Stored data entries

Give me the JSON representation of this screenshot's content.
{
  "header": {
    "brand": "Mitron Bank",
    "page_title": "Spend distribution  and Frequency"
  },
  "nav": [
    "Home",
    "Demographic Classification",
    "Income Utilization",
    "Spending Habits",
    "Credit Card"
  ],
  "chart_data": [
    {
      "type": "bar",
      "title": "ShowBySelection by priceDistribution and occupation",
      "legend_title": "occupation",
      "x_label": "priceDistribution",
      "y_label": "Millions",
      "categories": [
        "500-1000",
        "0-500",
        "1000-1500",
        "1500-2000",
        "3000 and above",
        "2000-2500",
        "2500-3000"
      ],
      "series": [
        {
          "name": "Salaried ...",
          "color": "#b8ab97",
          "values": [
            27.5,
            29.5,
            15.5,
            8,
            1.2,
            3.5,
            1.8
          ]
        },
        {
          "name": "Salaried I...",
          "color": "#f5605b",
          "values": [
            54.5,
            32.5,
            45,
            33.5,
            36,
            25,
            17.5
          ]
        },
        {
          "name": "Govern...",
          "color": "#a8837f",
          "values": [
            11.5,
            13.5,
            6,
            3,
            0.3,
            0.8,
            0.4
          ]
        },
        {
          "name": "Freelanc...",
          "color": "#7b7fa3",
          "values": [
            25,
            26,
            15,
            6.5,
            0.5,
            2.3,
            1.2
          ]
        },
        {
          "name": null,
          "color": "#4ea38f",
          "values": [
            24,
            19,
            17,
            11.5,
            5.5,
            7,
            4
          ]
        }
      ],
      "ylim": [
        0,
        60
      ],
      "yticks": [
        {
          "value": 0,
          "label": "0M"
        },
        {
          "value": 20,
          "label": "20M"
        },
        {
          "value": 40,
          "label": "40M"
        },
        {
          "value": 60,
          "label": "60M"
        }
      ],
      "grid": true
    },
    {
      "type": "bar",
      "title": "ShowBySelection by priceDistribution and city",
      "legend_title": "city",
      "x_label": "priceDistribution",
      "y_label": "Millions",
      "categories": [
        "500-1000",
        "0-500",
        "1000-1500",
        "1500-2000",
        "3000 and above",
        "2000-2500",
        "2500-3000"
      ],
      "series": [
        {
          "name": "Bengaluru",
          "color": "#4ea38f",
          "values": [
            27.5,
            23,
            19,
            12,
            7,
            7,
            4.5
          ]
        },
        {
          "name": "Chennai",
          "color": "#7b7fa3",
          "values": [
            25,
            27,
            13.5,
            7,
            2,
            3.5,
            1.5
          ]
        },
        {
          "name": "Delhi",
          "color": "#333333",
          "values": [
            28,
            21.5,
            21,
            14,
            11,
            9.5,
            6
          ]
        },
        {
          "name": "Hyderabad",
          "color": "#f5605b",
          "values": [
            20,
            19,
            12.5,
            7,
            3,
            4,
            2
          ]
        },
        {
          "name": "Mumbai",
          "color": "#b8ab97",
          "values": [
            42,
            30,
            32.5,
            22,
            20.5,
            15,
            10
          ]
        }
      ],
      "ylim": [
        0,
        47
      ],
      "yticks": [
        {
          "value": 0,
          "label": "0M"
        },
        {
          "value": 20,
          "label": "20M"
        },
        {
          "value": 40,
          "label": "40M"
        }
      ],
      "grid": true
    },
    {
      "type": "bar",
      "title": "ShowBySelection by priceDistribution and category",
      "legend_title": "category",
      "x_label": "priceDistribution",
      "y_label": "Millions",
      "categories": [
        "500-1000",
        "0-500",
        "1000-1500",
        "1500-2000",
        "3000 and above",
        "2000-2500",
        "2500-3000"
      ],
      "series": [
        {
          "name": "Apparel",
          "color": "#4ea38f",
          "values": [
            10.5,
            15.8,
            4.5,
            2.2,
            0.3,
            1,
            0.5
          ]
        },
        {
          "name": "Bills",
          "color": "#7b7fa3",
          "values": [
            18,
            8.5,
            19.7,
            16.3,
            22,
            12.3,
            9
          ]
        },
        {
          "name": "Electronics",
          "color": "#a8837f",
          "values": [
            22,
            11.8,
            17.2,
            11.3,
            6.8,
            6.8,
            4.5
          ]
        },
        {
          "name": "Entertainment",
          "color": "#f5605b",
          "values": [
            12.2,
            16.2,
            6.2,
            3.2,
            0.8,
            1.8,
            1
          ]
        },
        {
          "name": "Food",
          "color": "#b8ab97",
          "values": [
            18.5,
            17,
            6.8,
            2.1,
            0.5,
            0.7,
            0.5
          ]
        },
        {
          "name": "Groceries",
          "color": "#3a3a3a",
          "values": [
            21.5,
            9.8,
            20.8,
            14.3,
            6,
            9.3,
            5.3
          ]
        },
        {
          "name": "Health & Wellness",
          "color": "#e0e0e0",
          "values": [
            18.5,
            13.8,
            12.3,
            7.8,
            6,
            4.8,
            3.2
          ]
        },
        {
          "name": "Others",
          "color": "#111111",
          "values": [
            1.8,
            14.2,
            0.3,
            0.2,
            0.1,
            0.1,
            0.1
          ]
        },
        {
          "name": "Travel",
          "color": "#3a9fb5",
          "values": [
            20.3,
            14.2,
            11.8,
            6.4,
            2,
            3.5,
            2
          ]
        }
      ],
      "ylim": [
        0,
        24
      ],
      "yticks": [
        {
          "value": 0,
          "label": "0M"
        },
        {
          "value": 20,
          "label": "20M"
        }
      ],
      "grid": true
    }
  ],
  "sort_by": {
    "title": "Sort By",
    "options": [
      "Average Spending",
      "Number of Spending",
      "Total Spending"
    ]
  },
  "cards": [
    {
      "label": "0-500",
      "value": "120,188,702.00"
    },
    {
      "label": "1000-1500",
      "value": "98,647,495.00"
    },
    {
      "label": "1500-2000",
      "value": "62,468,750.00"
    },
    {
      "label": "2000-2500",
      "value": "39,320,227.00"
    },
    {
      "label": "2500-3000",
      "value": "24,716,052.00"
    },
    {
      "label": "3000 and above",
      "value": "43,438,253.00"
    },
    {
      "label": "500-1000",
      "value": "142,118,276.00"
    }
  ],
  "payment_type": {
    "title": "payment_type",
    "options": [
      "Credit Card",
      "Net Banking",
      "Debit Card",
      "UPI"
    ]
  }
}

PROBLEM REQUIREMENTS: Go through the material and select each line with the string "city" in it.

ANSWER TO THIS TASK:
      "title": "ShowBySelection by priceDistribution and city",
      "legend_title": "city",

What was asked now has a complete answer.